All of the material below is to be returned exactly.
BEGIN Items
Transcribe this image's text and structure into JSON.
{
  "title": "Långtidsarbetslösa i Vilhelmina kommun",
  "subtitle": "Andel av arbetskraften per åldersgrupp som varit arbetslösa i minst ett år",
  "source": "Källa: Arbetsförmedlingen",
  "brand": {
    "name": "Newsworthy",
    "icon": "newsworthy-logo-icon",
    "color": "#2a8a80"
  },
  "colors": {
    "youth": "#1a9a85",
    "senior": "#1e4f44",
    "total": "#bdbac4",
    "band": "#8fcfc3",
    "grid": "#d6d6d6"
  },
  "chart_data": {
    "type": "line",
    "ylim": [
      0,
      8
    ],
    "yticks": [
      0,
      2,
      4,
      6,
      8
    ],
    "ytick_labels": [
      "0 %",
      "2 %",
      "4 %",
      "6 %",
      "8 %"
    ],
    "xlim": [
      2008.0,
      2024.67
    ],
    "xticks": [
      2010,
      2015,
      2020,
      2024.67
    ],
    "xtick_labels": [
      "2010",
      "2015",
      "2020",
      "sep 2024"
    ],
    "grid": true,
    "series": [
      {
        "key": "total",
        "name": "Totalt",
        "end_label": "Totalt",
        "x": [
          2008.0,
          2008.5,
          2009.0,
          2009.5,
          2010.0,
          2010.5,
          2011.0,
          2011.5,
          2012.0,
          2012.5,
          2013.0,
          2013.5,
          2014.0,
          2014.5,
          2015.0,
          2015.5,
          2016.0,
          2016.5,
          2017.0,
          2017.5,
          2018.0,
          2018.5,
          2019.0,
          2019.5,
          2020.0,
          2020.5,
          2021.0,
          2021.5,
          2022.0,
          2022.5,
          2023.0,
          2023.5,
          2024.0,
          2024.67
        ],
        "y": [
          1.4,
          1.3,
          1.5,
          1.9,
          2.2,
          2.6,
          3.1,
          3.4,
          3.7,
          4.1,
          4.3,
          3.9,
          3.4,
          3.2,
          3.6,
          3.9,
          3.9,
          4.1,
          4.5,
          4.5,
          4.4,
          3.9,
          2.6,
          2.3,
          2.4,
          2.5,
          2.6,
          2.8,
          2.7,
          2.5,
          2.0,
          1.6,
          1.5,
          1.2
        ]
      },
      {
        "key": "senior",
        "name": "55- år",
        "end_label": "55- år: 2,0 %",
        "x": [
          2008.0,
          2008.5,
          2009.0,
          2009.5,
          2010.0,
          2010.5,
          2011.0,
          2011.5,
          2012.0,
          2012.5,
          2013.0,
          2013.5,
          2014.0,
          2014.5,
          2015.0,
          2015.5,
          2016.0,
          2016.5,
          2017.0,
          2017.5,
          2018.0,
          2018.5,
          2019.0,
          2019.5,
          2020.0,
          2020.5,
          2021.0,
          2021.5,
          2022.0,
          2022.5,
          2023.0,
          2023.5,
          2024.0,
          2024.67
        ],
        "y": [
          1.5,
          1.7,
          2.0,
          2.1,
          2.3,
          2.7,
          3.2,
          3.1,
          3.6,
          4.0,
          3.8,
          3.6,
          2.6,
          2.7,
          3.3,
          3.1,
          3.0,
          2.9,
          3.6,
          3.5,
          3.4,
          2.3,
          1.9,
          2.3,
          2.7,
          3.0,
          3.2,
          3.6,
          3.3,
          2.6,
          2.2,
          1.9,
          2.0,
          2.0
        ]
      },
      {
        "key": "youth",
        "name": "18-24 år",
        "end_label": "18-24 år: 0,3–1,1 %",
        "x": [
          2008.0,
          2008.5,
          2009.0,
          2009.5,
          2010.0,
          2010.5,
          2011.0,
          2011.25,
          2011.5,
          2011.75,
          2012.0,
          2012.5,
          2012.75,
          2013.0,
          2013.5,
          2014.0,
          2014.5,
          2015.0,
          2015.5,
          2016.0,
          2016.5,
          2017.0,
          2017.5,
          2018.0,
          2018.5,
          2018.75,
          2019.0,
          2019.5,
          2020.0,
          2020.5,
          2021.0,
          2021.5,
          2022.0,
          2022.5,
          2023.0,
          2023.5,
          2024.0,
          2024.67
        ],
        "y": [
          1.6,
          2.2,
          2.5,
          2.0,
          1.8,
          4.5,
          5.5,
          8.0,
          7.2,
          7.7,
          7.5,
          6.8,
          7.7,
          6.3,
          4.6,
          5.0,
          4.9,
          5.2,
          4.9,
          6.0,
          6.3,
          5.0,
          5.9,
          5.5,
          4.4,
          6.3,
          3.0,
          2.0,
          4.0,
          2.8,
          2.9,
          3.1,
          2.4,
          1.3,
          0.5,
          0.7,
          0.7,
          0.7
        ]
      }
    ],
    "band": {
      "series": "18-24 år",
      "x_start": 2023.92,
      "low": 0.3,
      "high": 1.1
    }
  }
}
END Items
__Response__
Transcribe this image's text and structure into JSON.
{
  "title": "Långtidsarbetslösa i Vilhelmina kommun",
  "subtitle": "Andel av arbetskraften per åldersgrupp som varit arbetslösa i minst ett år",
  "source": "Källa: Arbetsförmedlingen",
  "brand": {
    "name": "Newsworthy",
    "icon": "newsworthy-logo-icon",
    "color": "#2a8a80"
  },
  "colors": {
    "youth": "#1a9a85",
    "senior": "#1e4f44",
    "total": "#bdbac4",
    "band": "#8fcfc3",
    "grid": "#d6d6d6"
  },
  "chart_data": {
    "type": "line",
    "ylim": [
      0,
      8
    ],
    "yticks": [
      0,
      2,
      4,
      6,
      8
    ],
    "ytick_labels": [
      "0 %",
      "2 %",
      "4 %",
      "6 %",
      "8 %"
    ],
    "xlim": [
      2008.0,
      2024.67
    ],
    "xticks": [
      2010,
      2015,
      2020,
      2024.67
    ],
    "xtick_labels": [
      "2010",
      "2015",
      "2020",
      "sep 2024"
    ],
    "grid": true,
    "series": [
      {
        "key": "total",
        "name": "Totalt",
        "end_label": "Totalt",
        "x": [
          2008.0,
          2008.5,
          2009.0,
          2009.5,
          2010.0,
          2010.5,
          2011.0,
          2011.5,
          2012.0,
          2012.5,
          2013.0,
          2013.5,
          2014.0,
          2014.5,
          2015.0,
          2015.5,
          2016.0,
          2016.5,
          2017.0,
          2017.5,
          2018.0,
          2018.5,
          2019.0,
          2019.5,
          2020.0,
          2020.5,
          2021.0,
          2021.5,
          2022.0,
          2022.5,
          2023.0,
          2023.5,
          2024.0,
          2024.67
        ],
        "y": [
          1.4,
          1.3,
          1.5,
          1.9,
          2.2,
          2.6,
          3.1,
          3.4,
          3.7,
          4.1,
          4.3,
          3.9,
          3.4,
          3.2,
          3.6,
          3.9,
          3.9,
          4.1,
          4.5,
          4.5,
          4.4,
          3.9,
          2.6,
          2.3,
          2.4,
          2.5,
          2.6,
          2.8,
          2.7,
          2.5,
          2.0,
          1.6,
          1.5,
          1.2
        ]
      },
      {
        "key": "senior",
        "name": "55- år",
        "end_label": "55- år: 2,0 %",
        "x": [
          2008.0,
          2008.5,
          2009.0,
          2009.5,
          2010.0,
          2010.5,
          2011.0,
          2011.5,
          2012.0,
          2012.5,
          2013.0,
          2013.5,
          2014.0,
          2014.5,
          2015.0,
          2015.5,
          2016.0,
          2016.5,
          2017.0,
          2017.5,
          2018.0,
          2018.5,
          2019.0,
          2019.5,
          2020.0,
          2020.5,
          2021.0,
          2021.5,
          2022.0,
          2022.5,
          2023.0,
          2023.5,
          2024.0,
          2024.67
        ],
        "y": [
          1.5,
          1.7,
          2.0,
          2.1,
          2.3,
          2.7,
          3.2,
          3.1,
          3.6,
          4.0,
          3.8,
          3.6,
          2.6,
          2.7,
          3.3,
          3.1,
          3.0,
          2.9,
          3.6,
          3.5,
          3.4,
          2.3,
          1.9,
          2.3,
          2.7,
          3.0,
          3.2,
          3.6,
          3.3,
          2.6,
          2.2,
          1.9,
          2.0,
          2.0
        ]
      },
      {
        "key": "youth",
        "name": "18-24 år",
        "end_label": "18-24 år: 0,3–1,1 %",
        "x": [
          2008.0,
          2008.5,
          2009.0,
          2009.5,
          2010.0,
          2010.5,
          2011.0,
          2011.25,
          2011.5,
          2011.75,
          2012.0,
          2012.5,
          2012.75,
          2013.0,
          2013.5,
          2014.0,
          2014.5,
          2015.0,
          2015.5,
          2016.0,
          2016.5,
          2017.0,
          2017.5,
          2018.0,
          2018.5,
          2018.75,
          2019.0,
          2019.5,
          2020.0,
          2020.5,
          2021.0,
          2021.5,
          2022.0,
          2022.5,
          2023.0,
          2023.5,
          2024.0,
          2024.67
        ],
        "y": [
          1.6,
          2.2,
          2.5,
          2.0,
          1.8,
          4.5,
          5.5,
          8.0,
          7.2,
          7.7,
          7.5,
          6.8,
          7.7,
          6.3,
          4.6,
          5.0,
          4.9,
          5.2,
          4.9,
          6.0,
          6.3,
          5.0,
          5.9,
          5.5,
          4.4,
          6.3,
          3.0,
          2.0,
          4.0,
          2.8,
          2.9,
          3.1,
          2.4,
          1.3,
          0.5,
          0.7,
          0.7,
          0.7
        ]
      }
    ],
    "band": {
      "series": "18-24 år",
      "x_start": 2023.92,
      "low": 0.3,
      "high": 1.1
    }
  }
}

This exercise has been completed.